REQUIREMENT: Locate the word "государственной" in the entries below, then gather every line that holds it.

-- Start of AVAILABLE DATA --

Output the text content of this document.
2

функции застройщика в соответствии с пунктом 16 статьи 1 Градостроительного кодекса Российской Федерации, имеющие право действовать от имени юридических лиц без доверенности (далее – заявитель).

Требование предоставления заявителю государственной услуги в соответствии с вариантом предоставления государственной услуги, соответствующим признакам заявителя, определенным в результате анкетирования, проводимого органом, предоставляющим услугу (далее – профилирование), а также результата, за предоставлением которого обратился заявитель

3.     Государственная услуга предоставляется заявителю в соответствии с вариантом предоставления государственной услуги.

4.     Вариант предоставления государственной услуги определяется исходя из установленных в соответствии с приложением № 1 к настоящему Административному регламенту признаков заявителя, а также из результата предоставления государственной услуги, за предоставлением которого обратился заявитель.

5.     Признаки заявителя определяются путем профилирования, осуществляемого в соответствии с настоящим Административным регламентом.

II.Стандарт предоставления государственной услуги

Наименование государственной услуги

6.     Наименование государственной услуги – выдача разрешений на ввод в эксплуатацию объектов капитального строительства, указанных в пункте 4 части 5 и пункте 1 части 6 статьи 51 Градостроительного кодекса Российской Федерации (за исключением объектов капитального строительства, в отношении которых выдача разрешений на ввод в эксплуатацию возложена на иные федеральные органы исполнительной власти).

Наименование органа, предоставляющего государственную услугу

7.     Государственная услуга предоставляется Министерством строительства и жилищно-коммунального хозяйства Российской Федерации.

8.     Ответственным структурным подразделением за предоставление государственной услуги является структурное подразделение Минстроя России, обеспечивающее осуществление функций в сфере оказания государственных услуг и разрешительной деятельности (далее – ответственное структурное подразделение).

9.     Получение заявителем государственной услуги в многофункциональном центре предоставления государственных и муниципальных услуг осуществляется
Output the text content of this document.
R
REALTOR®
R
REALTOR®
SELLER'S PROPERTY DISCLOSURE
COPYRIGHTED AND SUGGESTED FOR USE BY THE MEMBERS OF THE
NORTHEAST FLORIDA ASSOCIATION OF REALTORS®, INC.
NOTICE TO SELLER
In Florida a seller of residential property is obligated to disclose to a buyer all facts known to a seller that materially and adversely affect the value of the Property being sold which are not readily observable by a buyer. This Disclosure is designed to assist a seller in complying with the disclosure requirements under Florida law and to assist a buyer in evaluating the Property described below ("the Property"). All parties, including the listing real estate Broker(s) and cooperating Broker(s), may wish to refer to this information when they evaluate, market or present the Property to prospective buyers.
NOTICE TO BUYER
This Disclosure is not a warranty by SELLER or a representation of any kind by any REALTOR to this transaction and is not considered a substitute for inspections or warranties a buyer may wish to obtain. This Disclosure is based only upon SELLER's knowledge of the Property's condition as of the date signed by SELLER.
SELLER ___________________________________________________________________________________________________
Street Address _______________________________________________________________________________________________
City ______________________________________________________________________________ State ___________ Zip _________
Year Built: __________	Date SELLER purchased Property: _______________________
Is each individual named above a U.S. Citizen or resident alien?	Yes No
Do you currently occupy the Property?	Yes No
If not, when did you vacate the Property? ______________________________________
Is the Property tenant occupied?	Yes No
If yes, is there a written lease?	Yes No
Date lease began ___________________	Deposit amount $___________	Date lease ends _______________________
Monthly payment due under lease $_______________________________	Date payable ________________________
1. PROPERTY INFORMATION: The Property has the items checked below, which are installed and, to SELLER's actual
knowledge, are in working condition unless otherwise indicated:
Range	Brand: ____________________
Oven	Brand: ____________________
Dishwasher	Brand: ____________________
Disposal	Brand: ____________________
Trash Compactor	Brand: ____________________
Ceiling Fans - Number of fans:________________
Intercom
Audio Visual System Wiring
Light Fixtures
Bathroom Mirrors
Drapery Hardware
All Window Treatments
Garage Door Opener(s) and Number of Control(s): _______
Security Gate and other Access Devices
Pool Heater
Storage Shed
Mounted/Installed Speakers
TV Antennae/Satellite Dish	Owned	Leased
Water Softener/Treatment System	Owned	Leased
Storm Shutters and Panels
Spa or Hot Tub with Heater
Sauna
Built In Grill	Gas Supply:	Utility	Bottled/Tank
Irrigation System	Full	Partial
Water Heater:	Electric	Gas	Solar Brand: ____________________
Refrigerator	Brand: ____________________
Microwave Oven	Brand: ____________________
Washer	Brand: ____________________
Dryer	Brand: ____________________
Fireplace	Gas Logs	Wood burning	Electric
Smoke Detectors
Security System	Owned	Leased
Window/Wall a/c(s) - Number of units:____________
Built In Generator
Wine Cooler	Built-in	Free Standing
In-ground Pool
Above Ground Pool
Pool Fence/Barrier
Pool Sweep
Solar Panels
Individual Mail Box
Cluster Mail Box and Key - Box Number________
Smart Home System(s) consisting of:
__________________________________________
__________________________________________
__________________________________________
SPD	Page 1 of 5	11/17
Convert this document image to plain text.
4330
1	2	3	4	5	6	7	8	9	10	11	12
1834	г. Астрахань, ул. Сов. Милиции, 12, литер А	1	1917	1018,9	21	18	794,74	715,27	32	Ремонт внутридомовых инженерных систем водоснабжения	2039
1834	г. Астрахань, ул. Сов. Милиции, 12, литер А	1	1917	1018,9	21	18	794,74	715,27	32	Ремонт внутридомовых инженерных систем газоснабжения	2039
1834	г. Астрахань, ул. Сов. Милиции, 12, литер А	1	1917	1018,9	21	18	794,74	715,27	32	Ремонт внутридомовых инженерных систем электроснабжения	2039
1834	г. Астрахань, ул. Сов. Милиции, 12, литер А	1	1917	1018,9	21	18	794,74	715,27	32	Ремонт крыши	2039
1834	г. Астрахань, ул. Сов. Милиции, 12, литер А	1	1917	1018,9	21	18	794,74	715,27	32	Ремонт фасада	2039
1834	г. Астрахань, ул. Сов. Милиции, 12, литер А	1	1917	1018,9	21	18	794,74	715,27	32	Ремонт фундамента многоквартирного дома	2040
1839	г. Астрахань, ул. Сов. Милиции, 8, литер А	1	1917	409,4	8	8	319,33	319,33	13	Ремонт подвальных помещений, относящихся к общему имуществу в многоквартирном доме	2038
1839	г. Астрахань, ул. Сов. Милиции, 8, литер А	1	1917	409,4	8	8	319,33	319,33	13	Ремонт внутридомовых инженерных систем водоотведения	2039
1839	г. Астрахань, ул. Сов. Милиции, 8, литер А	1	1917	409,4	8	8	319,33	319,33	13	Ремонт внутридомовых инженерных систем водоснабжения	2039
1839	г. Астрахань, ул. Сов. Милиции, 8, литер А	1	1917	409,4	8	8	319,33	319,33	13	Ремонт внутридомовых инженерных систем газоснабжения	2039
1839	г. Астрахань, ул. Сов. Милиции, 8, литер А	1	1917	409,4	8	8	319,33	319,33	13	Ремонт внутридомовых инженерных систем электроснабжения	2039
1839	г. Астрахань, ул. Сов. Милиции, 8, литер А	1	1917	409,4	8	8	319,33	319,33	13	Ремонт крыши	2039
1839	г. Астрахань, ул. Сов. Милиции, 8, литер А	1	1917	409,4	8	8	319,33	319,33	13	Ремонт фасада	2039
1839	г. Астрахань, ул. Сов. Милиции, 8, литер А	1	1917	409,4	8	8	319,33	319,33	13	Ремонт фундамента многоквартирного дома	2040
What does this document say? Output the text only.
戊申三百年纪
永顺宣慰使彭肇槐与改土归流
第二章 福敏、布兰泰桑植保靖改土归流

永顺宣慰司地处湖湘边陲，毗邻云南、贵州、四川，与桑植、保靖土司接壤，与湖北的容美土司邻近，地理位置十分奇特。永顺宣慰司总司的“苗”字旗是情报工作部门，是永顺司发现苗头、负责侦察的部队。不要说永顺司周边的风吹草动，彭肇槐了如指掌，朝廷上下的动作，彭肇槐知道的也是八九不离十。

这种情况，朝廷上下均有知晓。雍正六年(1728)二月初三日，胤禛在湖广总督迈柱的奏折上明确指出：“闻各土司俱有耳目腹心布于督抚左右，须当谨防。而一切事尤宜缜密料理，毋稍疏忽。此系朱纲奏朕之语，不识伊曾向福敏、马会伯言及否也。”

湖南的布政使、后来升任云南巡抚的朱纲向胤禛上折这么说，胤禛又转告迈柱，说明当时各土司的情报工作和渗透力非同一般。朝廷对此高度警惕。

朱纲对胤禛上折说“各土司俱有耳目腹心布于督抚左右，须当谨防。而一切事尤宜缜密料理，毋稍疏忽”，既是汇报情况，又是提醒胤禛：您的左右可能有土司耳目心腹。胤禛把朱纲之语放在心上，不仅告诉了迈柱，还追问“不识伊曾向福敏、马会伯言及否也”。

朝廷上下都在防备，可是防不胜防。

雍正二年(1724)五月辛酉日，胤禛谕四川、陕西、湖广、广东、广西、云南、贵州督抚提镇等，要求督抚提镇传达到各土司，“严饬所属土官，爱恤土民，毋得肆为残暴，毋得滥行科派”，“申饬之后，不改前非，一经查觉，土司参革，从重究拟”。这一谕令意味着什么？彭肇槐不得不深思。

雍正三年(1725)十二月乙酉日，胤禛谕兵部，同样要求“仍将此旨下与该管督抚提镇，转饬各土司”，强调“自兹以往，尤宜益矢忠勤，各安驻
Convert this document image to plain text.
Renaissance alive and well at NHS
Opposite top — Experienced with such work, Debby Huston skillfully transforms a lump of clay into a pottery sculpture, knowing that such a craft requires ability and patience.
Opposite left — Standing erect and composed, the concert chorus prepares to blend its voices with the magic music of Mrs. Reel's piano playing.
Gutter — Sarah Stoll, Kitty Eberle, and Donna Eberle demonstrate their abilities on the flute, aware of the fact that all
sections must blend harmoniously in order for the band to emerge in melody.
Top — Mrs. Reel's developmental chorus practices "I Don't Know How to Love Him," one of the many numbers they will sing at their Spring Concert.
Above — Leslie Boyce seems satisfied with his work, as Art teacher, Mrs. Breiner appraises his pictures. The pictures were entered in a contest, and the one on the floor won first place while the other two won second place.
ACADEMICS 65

-- End of AVAILABLE DATA --

REPLY TO THE EXERCISE:
Требование предоставления заявителю государственной услуги в соответствии с вариантом предоставления государственной услуги, соответствующим признакам заявителя, определенным в результате анкетирования, проводимого органом, предоставляющим услугу (далее – профилирование), а также результата, за предоставлением которого обратился заявитель
3.     Государственная услуга предоставляется заявителю в соответствии с вариантом предоставления государственной услуги.
4.     Вариант предоставления государственной услуги определяется исходя из установленных в соответствии с приложением № 1 к настоящему Административному регламенту признаков заявителя, а также из результата предоставления государственной услуги, за предоставлением которого обратился заявитель.
II.Стандарт предоставления государственной услуги
Наименование государственной услуги
6.     Наименование государственной услуги – выдача разрешений на ввод в эксплуатацию объектов капитального строительства, указанных в пункте 4 части 5 и пункте 1 части 6 статьи 51 Градостроительного кодекса Российской Федерации (за исключением объектов капитального строительства, в отношении которых выдача разрешений на ввод в эксплуатацию возложена на иные федеральные органы исполнительной власти).
8.     Ответственным структурным подразделением за предоставление государственной услуги является структурное подразделение Минстроя России, обеспечивающее осуществление функций в сфере оказания государственных услуг и разрешительной деятельности (далее – ответственное структурное подразделение).
9.     Получение заявителем государственной услуги в многофункциональном центре предоставления государственных и муниципальных услуг осуществляется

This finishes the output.